* Start *
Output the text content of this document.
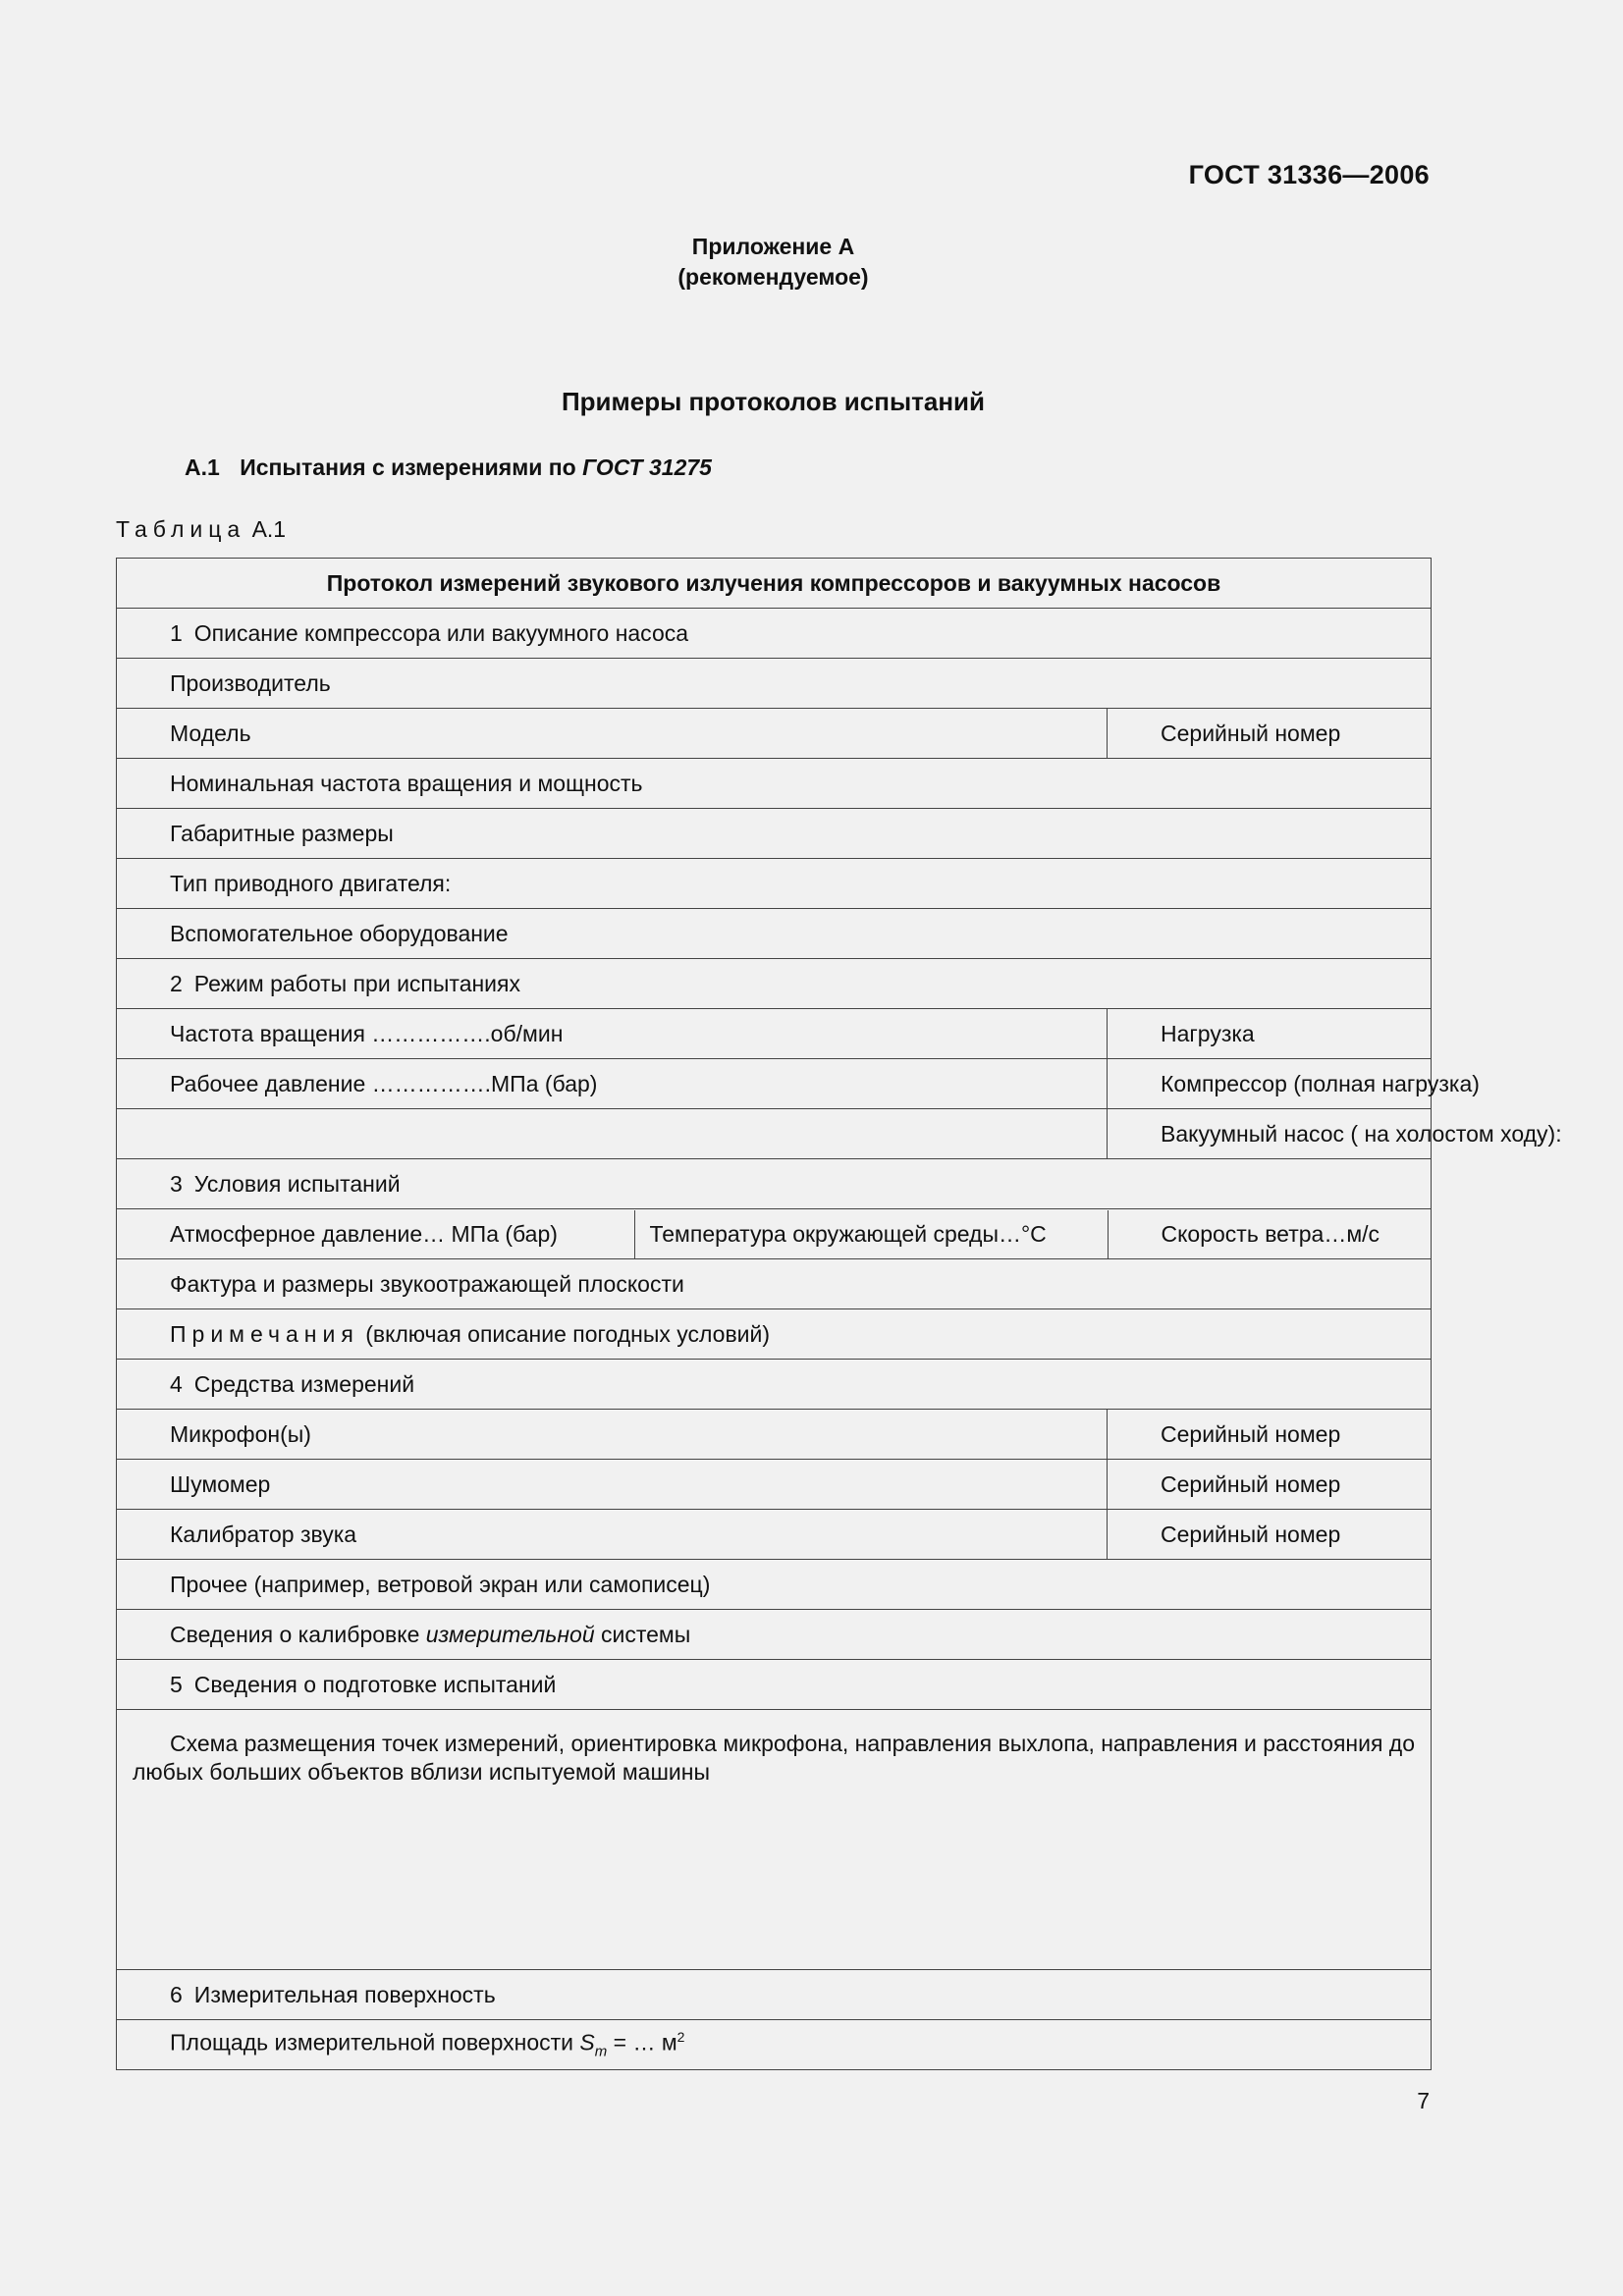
ГОСТ 31336—2006
Приложение А
(рекомендуемое)
Примеры протоколов испытаний
А.1 Испытания с измерениями по ГОСТ 31275
Таблица А.1
Протокол измерений звукового излучения компрессоров и вакуумных насосов
1 Описание компрессора или вакуумного насоса
Производитель
Модель	Серийный номер
Номинальная частота вращения и мощность
Габаритные размеры
Тип приводного двигателя:
Вспомогательное оборудование
2 Режим работы при испытаниях
Частота вращения …………….об/мин	Нагрузка
Рабочее давление …………….МПа (бар)	Компрессор (полная нагрузка)
	Вакуумный насос ( на холостом ходу):
3 Условия испытаний

Атмосферное давление… МПа (бар)	Температура окружающей среды…°С	Скорость ветра…м/с

Фактура и размеры звукоотражающей плоскости
Примечания (включая описание погодных условий)
4 Средства измерений
Микрофон(ы)	Серийный номер
Шумомер	Серийный номер
Калибратор звука	Серийный номер
Прочее (например, ветровой экран или самописец)
Сведения о калибровке измерительной системы
5 Сведения о подготовке испытаний

Схема размещения точек измерений, ориентировка микрофона, направления выхлопа, направления и расстояния до любых больших объектов вблизи испытуемой машины

6 Измерительная поверхность
Площадь измерительной поверхности $S_m$ = … $м^2$
7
* End *
Challenge ->
Reproduce the full material exactly, excluding the pictures.

Response below ->
Output the text content of this document.
ГОСТ 31336—2006
Приложение А
(рекомендуемое)
Примеры протоколов испытаний
А.1 Испытания с измерениями по ГОСТ 31275
Таблица А.1
Протокол измерений звукового излучения компрессоров и вакуумных насосов
1 Описание компрессора или вакуумного насоса
Производитель
Модель	Серийный номер
Номинальная частота вращения и мощность
Габаритные размеры
Тип приводного двигателя:
Вспомогательное оборудование
2 Режим работы при испытаниях
Частота вращения …………….об/мин	Нагрузка
Рабочее давление …………….МПа (бар)	Компрессор (полная нагрузка)
	Вакуумный насос ( на холостом ходу):
3 Условия испытаний

Атмосферное давление… МПа (бар)	Температура окружающей среды…°С	Скорость ветра…м/с

Фактура и размеры звукоотражающей плоскости
Примечания (включая описание погодных условий)
4 Средства измерений
Микрофон(ы)	Серийный номер
Шумомер	Серийный номер
Калибратор звука	Серийный номер
Прочее (например, ветровой экран или самописец)
Сведения о калибровке измерительной системы
5 Сведения о подготовке испытаний

Схема размещения точек измерений, ориентировка микрофона, направления выхлопа, направления и расстояния до любых больших объектов вблизи испытуемой машины

6 Измерительная поверхность
Площадь измерительной поверхности $S_m$ = … $м^2$
7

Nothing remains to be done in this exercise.